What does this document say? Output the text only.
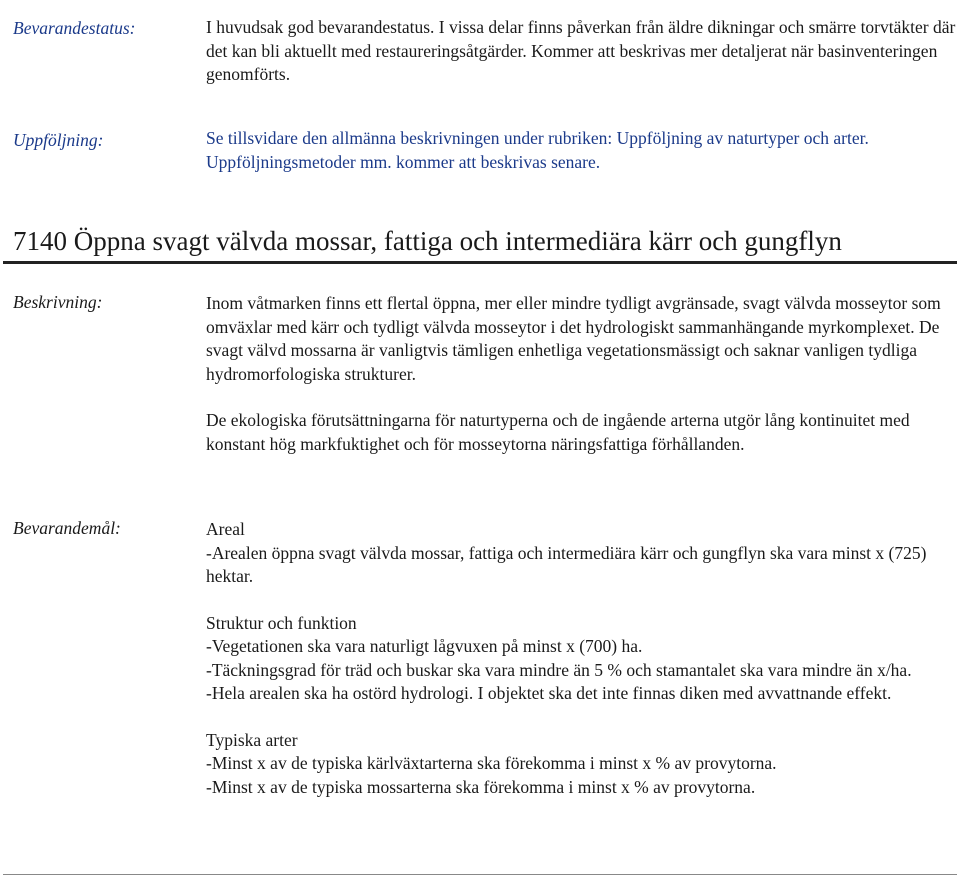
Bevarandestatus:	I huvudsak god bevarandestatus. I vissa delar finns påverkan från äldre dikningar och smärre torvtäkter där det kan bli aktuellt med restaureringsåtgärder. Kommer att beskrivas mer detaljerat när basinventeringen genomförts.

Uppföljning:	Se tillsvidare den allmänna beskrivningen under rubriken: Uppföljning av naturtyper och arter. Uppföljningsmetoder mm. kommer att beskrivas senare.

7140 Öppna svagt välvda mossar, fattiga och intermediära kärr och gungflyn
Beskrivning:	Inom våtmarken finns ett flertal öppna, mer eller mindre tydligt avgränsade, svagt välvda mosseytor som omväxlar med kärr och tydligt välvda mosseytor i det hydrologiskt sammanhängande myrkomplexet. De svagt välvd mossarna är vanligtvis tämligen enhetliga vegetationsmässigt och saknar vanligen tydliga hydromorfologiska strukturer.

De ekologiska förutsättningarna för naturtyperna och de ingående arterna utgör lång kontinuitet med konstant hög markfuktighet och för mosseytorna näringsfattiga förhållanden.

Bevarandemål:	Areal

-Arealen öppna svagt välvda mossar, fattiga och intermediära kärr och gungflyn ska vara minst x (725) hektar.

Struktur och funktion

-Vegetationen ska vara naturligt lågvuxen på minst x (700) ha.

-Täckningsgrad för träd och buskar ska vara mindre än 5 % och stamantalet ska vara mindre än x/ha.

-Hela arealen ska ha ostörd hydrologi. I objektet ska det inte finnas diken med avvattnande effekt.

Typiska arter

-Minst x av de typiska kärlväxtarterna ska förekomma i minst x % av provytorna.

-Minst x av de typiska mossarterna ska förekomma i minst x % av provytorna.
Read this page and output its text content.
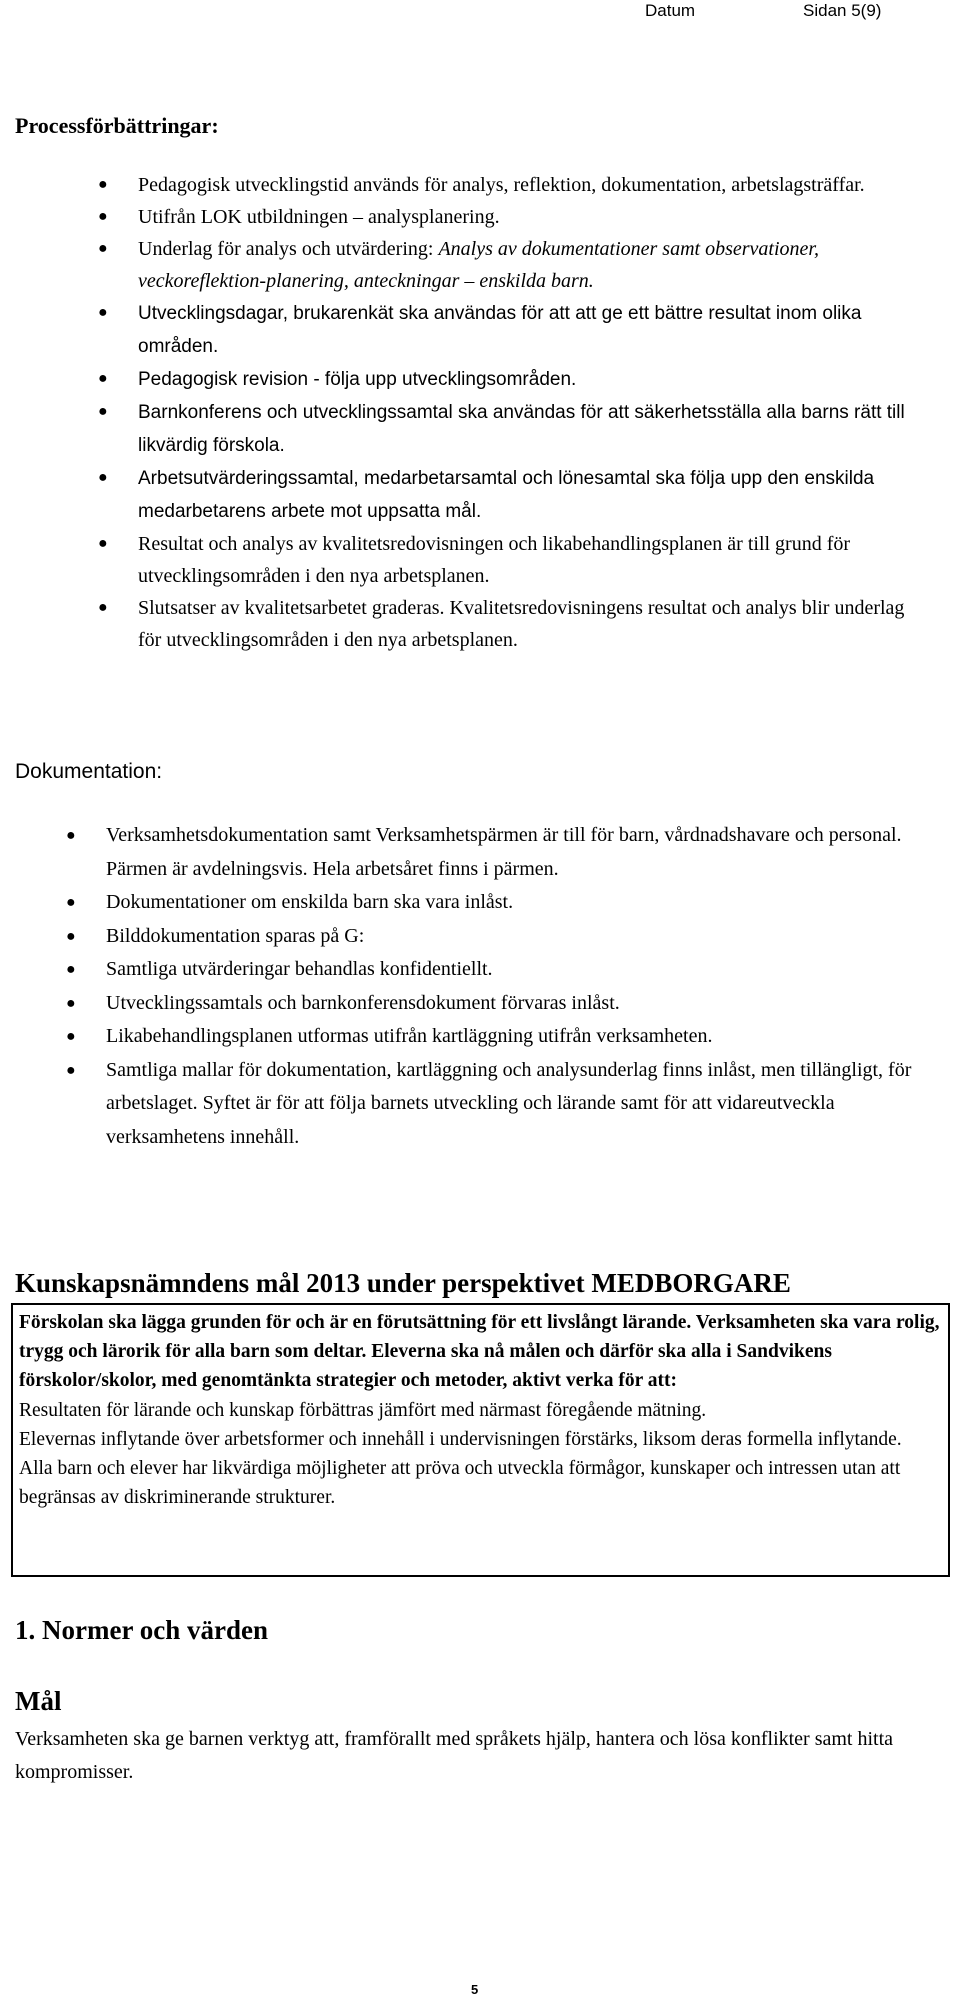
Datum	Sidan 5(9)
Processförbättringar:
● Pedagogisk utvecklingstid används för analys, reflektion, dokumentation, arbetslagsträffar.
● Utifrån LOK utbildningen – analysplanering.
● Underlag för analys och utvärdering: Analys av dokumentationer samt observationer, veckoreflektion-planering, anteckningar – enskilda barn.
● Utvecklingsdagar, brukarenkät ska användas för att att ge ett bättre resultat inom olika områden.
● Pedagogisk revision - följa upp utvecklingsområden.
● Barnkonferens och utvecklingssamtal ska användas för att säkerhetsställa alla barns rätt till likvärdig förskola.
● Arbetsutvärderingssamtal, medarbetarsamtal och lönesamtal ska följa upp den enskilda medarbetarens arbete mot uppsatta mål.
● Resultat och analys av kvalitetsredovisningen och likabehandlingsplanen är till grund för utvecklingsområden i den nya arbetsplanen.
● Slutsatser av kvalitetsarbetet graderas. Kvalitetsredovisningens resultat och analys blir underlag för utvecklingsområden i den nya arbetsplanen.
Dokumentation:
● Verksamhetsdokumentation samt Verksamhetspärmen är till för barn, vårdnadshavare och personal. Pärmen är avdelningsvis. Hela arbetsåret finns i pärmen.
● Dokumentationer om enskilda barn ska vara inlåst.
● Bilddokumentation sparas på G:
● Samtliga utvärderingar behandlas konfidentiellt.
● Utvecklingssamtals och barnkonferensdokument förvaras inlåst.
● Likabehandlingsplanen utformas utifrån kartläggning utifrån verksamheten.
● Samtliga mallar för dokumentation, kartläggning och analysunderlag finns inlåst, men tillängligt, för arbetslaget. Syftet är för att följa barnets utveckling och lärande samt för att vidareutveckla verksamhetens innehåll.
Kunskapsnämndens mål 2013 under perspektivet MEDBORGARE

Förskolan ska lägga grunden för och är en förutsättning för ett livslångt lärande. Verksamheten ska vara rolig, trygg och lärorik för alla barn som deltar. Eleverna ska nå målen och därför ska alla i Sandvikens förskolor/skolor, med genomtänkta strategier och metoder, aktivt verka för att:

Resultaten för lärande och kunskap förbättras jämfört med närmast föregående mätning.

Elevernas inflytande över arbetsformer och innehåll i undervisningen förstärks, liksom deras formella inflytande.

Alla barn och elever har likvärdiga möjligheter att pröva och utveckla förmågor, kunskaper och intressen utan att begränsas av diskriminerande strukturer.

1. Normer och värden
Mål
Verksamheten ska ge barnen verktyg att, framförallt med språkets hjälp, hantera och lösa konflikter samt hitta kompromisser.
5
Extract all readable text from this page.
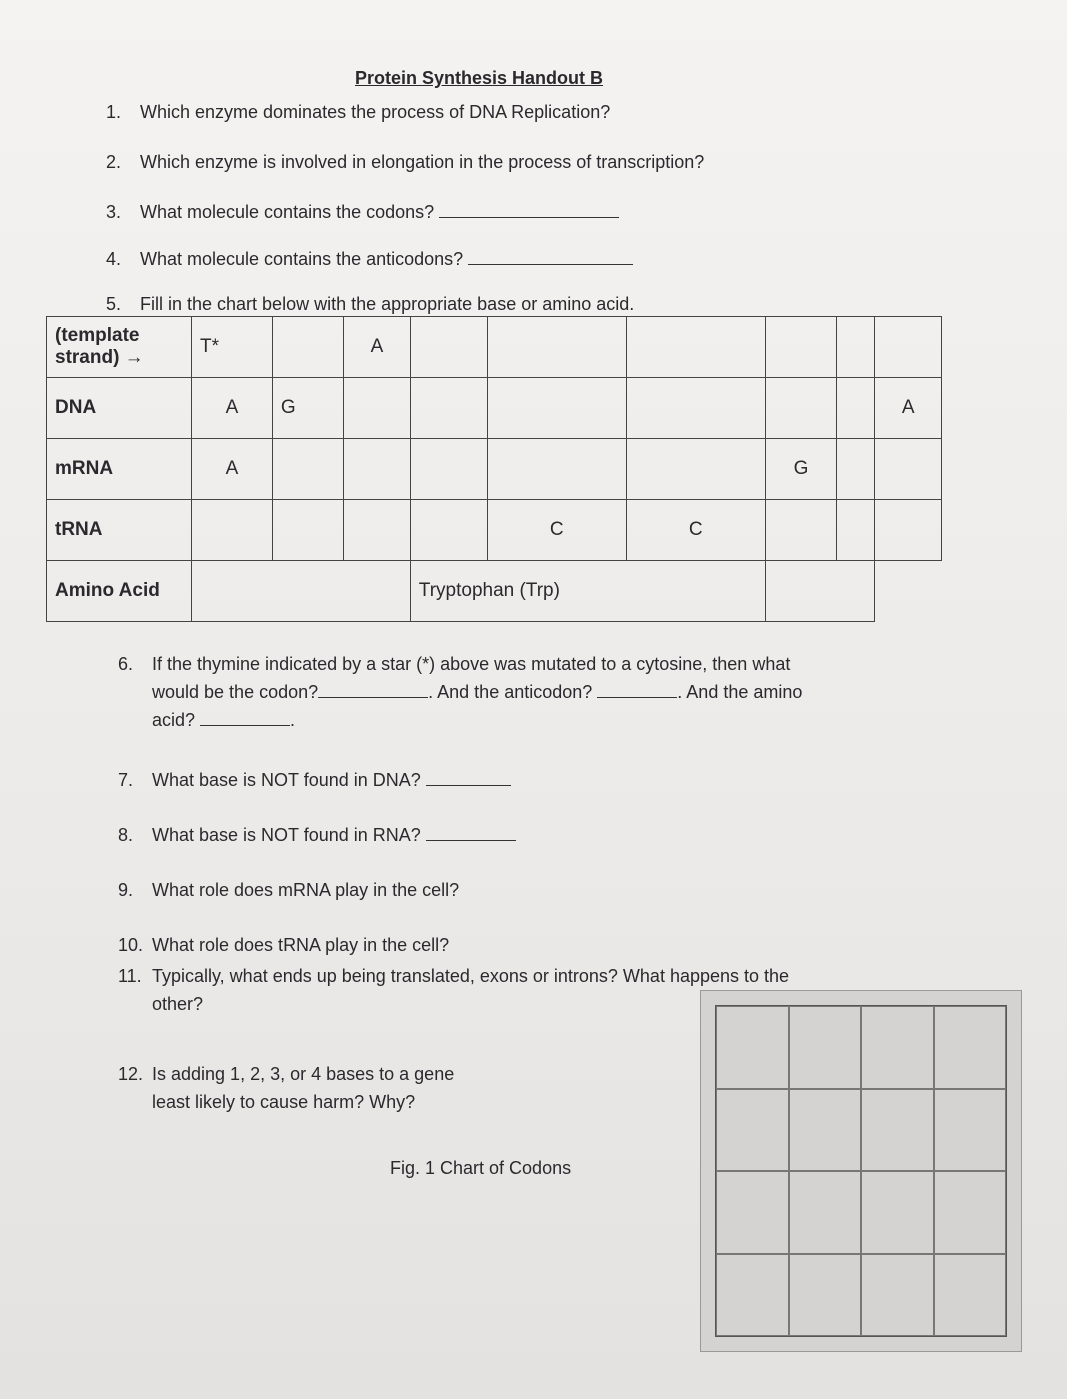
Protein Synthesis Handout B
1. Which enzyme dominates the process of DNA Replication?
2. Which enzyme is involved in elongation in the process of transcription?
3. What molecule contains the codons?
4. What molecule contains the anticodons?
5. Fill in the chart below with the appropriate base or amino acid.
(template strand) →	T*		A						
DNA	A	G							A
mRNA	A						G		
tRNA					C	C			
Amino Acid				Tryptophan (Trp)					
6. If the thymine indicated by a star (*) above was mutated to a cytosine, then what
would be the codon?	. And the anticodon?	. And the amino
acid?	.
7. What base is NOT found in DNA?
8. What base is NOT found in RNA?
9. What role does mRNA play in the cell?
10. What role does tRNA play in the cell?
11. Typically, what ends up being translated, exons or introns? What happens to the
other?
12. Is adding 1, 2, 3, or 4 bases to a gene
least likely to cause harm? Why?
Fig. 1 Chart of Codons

*-*-*

Reproduce word for word the lines from the line with "Extract all readable text from this page." to the end of the entries above, both included, but leave the pictures out.

[Result for this task]:
Extract all readable text from this page.
Protein Synthesis Handout B
1. Which enzyme dominates the process of DNA Replication?
2. Which enzyme is involved in elongation in the process of transcription?
3. What molecule contains the codons?
4. What molecule contains the anticodons?
5. Fill in the chart below with the appropriate base or amino acid.
(template strand) →	T*		A						
DNA	A	G							A
mRNA	A						G		
tRNA					C	C			
Amino Acid				Tryptophan (Trp)					
6. If the thymine indicated by a star (*) above was mutated to a cytosine, then what
would be the codon?	. And the anticodon?	. And the amino
acid?	.
7. What base is NOT found in DNA?
8. What base is NOT found in RNA?
9. What role does mRNA play in the cell?
10. What role does tRNA play in the cell?
11. Typically, what ends up being translated, exons or introns? What happens to the
other?
12. Is adding 1, 2, 3, or 4 bases to a gene
least likely to cause harm? Why?
Fig. 1 Chart of Codons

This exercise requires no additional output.